**INFORMATION PROVIDED:**
┄┄┄┄┄┄┄┄┄┄
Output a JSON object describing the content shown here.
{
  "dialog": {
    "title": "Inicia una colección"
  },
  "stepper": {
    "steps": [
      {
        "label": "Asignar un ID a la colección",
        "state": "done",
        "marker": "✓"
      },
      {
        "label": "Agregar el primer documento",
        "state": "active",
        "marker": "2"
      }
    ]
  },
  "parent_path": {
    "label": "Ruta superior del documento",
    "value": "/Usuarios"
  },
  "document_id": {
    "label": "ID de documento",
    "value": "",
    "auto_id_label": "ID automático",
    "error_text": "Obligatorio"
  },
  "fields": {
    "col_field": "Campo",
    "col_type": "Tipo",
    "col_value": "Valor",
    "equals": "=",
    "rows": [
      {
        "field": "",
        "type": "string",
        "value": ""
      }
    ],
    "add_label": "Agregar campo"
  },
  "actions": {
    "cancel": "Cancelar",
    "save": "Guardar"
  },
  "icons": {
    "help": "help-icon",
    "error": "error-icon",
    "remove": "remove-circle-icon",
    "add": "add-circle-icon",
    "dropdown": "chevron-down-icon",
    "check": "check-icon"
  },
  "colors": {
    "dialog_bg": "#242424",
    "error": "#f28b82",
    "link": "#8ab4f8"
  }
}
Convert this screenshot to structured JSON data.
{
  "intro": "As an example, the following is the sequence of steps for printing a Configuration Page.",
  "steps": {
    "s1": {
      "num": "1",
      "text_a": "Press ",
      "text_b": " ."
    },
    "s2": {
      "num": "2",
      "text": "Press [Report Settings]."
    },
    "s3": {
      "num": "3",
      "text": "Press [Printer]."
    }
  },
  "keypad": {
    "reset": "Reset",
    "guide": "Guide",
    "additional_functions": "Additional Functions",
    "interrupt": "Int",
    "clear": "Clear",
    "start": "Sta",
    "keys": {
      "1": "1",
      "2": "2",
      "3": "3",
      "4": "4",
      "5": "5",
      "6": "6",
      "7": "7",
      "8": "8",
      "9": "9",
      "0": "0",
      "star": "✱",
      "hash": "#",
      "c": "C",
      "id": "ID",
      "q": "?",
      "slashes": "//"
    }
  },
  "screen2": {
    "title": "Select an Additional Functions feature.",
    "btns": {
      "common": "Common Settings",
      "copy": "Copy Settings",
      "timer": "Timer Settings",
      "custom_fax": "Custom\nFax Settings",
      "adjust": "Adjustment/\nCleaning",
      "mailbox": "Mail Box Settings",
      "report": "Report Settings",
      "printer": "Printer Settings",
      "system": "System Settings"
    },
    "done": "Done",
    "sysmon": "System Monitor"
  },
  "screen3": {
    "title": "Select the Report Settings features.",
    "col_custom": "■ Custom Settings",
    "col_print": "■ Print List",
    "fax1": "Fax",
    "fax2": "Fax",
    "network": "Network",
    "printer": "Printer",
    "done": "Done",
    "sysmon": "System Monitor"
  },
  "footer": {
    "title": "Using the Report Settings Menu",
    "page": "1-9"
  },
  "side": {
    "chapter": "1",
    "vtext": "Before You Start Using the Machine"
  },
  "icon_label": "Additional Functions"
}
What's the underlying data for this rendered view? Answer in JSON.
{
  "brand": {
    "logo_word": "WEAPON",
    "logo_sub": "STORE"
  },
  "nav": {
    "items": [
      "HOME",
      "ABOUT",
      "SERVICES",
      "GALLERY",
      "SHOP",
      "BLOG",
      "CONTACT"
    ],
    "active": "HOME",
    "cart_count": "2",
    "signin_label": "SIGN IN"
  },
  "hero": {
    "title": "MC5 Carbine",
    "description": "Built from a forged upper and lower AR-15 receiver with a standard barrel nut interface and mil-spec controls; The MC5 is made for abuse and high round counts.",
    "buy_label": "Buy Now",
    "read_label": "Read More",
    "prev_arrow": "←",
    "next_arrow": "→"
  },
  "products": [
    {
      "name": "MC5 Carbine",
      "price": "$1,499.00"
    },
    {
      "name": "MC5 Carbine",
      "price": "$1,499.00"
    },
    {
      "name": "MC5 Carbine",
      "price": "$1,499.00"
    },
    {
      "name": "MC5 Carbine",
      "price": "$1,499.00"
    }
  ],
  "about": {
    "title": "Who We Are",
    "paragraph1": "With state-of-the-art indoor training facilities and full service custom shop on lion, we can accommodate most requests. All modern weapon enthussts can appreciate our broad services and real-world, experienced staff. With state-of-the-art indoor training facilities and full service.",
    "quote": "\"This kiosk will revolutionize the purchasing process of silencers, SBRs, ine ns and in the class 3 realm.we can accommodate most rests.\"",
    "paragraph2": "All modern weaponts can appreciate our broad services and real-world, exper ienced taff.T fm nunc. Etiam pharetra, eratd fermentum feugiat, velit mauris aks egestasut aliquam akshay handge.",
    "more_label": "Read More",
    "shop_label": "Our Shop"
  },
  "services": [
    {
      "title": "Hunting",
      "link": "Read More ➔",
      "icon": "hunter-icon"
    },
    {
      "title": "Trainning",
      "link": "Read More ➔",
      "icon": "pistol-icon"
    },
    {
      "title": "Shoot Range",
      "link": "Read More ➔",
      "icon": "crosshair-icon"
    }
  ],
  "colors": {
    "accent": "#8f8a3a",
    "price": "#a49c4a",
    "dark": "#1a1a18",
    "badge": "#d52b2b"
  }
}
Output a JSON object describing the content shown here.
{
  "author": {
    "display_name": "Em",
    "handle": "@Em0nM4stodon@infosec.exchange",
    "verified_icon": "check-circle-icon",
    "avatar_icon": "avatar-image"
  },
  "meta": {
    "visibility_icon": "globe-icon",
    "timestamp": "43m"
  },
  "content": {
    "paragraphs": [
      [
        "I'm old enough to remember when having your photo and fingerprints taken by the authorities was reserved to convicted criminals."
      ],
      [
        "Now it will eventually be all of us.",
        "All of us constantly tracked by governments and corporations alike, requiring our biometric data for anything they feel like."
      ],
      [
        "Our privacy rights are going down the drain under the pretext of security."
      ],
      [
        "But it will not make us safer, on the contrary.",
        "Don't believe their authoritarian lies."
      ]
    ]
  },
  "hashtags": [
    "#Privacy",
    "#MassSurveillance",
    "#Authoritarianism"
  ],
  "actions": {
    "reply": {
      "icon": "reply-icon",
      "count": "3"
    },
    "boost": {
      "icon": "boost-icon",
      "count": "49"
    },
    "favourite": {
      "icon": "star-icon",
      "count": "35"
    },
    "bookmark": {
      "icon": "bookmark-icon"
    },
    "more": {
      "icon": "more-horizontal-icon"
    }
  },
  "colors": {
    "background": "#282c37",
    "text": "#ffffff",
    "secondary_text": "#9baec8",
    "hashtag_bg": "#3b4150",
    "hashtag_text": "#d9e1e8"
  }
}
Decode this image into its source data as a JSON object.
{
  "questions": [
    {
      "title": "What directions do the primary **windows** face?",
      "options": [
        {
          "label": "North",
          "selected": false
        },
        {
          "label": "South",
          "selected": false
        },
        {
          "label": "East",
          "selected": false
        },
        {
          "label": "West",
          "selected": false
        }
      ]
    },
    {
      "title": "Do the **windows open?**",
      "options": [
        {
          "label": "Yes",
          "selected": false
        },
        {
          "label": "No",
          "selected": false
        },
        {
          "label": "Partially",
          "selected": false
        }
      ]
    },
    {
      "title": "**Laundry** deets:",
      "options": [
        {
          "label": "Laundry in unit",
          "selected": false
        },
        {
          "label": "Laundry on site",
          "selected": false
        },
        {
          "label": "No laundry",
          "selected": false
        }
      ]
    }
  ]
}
┄┄┄┄┄┄┄┄┄┄
**REQUIREMENT:**
Retype the records that precede this task, keeping them exactly the same.

**OUTPUT BELOW:**
Output a JSON object describing the content shown here.
{
  "dialog": {
    "title": "Inicia una colección"
  },
  "stepper": {
    "steps": [
      {
        "label": "Asignar un ID a la colección",
        "state": "done",
        "marker": "✓"
      },
      {
        "label": "Agregar el primer documento",
        "state": "active",
        "marker": "2"
      }
    ]
  },
  "parent_path": {
    "label": "Ruta superior del documento",
    "value": "/Usuarios"
  },
  "document_id": {
    "label": "ID de documento",
    "value": "",
    "auto_id_label": "ID automático",
    "error_text": "Obligatorio"
  },
  "fields": {
    "col_field": "Campo",
    "col_type": "Tipo",
    "col_value": "Valor",
    "equals": "=",
    "rows": [
      {
        "field": "",
        "type": "string",
        "value": ""
      }
    ],
    "add_label": "Agregar campo"
  },
  "actions": {
    "cancel": "Cancelar",
    "save": "Guardar"
  },
  "icons": {
    "help": "help-icon",
    "error": "error-icon",
    "remove": "remove-circle-icon",
    "add": "add-circle-icon",
    "dropdown": "chevron-down-icon",
    "check": "check-icon"
  },
  "colors": {
    "dialog_bg": "#242424",
    "error": "#f28b82",
    "link": "#8ab4f8"
  }
}
Convert this screenshot to structured JSON data.
{
  "intro": "As an example, the following is the sequence of steps for printing a Configuration Page.",
  "steps": {
    "s1": {
      "num": "1",
      "text_a": "Press ",
      "text_b": " ."
    },
    "s2": {
      "num": "2",
      "text": "Press [Report Settings]."
    },
    "s3": {
      "num": "3",
      "text": "Press [Printer]."
    }
  },
  "keypad": {
    "reset": "Reset",
    "guide": "Guide",
    "additional_functions": "Additional Functions",
    "interrupt": "Int",
    "clear": "Clear",
    "start": "Sta",
    "keys": {
      "1": "1",
      "2": "2",
      "3": "3",
      "4": "4",
      "5": "5",
      "6": "6",
      "7": "7",
      "8": "8",
      "9": "9",
      "0": "0",
      "star": "✱",
      "hash": "#",
      "c": "C",
      "id": "ID",
      "q": "?",
      "slashes": "//"
    }
  },
  "screen2": {
    "title": "Select an Additional Functions feature.",
    "btns": {
      "common": "Common Settings",
      "copy": "Copy Settings",
      "timer": "Timer Settings",
      "custom_fax": "Custom\nFax Settings",
      "adjust": "Adjustment/\nCleaning",
      "mailbox": "Mail Box Settings",
      "report": "Report Settings",
      "printer": "Printer Settings",
      "system": "System Settings"
    },
    "done": "Done",
    "sysmon": "System Monitor"
  },
  "screen3": {
    "title": "Select the Report Settings features.",
    "col_custom": "■ Custom Settings",
    "col_print": "■ Print List",
    "fax1": "Fax",
    "fax2": "Fax",
    "network": "Network",
    "printer": "Printer",
    "done": "Done",
    "sysmon": "System Monitor"
  },
  "footer": {
    "title": "Using the Report Settings Menu",
    "page": "1-9"
  },
  "side": {
    "chapter": "1",
    "vtext": "Before You Start Using the Machine"
  },
  "icon_label": "Additional Functions"
}
What's the underlying data for this rendered view? Answer in JSON.
{
  "brand": {
    "logo_word": "WEAPON",
    "logo_sub": "STORE"
  },
  "nav": {
    "items": [
      "HOME",
      "ABOUT",
      "SERVICES",
      "GALLERY",
      "SHOP",
      "BLOG",
      "CONTACT"
    ],
    "active": "HOME",
    "cart_count": "2",
    "signin_label": "SIGN IN"
  },
  "hero": {
    "title": "MC5 Carbine",
    "description": "Built from a forged upper and lower AR-15 receiver with a standard barrel nut interface and mil-spec controls; The MC5 is made for abuse and high round counts.",
    "buy_label": "Buy Now",
    "read_label": "Read More",
    "prev_arrow": "←",
    "next_arrow": "→"
  },
  "products": [
    {
      "name": "MC5 Carbine",
      "price": "$1,499.00"
    },
    {
      "name": "MC5 Carbine",
      "price": "$1,499.00"
    },
    {
      "name": "MC5 Carbine",
      "price": "$1,499.00"
    },
    {
      "name": "MC5 Carbine",
      "price": "$1,499.00"
    }
  ],
  "about": {
    "title": "Who We Are",
    "paragraph1": "With state-of-the-art indoor training facilities and full service custom shop on lion, we can accommodate most requests. All modern weapon enthussts can appreciate our broad services and real-world, experienced staff. With state-of-the-art indoor training facilities and full service.",
    "quote": "\"This kiosk will revolutionize the purchasing process of silencers, SBRs, ine ns and in the class 3 realm.we can accommodate most rests.\"",
    "paragraph2": "All modern weaponts can appreciate our broad services and real-world, exper ienced taff.T fm nunc. Etiam pharetra, eratd fermentum feugiat, velit mauris aks egestasut aliquam akshay handge.",
    "more_label": "Read More",
    "shop_label": "Our Shop"
  },
  "services": [
    {
      "title": "Hunting",
      "link": "Read More ➔",
      "icon": "hunter-icon"
    },
    {
      "title": "Trainning",
      "link": "Read More ➔",
      "icon": "pistol-icon"
    },
    {
      "title": "Shoot Range",
      "link": "Read More ➔",
      "icon": "crosshair-icon"
    }
  ],
  "colors": {
    "accent": "#8f8a3a",
    "price": "#a49c4a",
    "dark": "#1a1a18",
    "badge": "#d52b2b"
  }
}
Output a JSON object describing the content shown here.
{
  "author": {
    "display_name": "Em",
    "handle": "@Em0nM4stodon@infosec.exchange",
    "verified_icon": "check-circle-icon",
    "avatar_icon": "avatar-image"
  },
  "meta": {
    "visibility_icon": "globe-icon",
    "timestamp": "43m"
  },
  "content": {
    "paragraphs": [
      [
        "I'm old enough to remember when having your photo and fingerprints taken by the authorities was reserved to convicted criminals."
      ],
      [
        "Now it will eventually be all of us.",
        "All of us constantly tracked by governments and corporations alike, requiring our biometric data for anything they feel like."
      ],
      [
        "Our privacy rights are going down the drain under the pretext of security."
      ],
      [
        "But it will not make us safer, on the contrary.",
        "Don't believe their authoritarian lies."
      ]
    ]
  },
  "hashtags": [
    "#Privacy",
    "#MassSurveillance",
    "#Authoritarianism"
  ],
  "actions": {
    "reply": {
      "icon": "reply-icon",
      "count": "3"
    },
    "boost": {
      "icon": "boost-icon",
      "count": "49"
    },
    "favourite": {
      "icon": "star-icon",
      "count": "35"
    },
    "bookmark": {
      "icon": "bookmark-icon"
    },
    "more": {
      "icon": "more-horizontal-icon"
    }
  },
  "colors": {
    "background": "#282c37",
    "text": "#ffffff",
    "secondary_text": "#9baec8",
    "hashtag_bg": "#3b4150",
    "hashtag_text": "#d9e1e8"
  }
}
Decode this image into its source data as a JSON object.
{
  "questions": [
    {
      "title": "What directions do the primary **windows** face?",
      "options": [
        {
          "label": "North",
          "selected": false
        },
        {
          "label": "South",
          "selected": false
        },
        {
          "label": "East",
          "selected": false
        },
        {
          "label": "West",
          "selected": false
        }
      ]
    },
    {
      "title": "Do the **windows open?**",
      "options": [
        {
          "label": "Yes",
          "selected": false
        },
        {
          "label": "No",
          "selected": false
        },
        {
          "label": "Partially",
          "selected": false
        }
      ]
    },
    {
      "title": "**Laundry** deets:",
      "options": [
        {
          "label": "Laundry in unit",
          "selected": false
        },
        {
          "label": "Laundry on site",
          "selected": false
        },
        {
          "label": "No laundry",
          "selected": false
        }
      ]
    }
  ]
}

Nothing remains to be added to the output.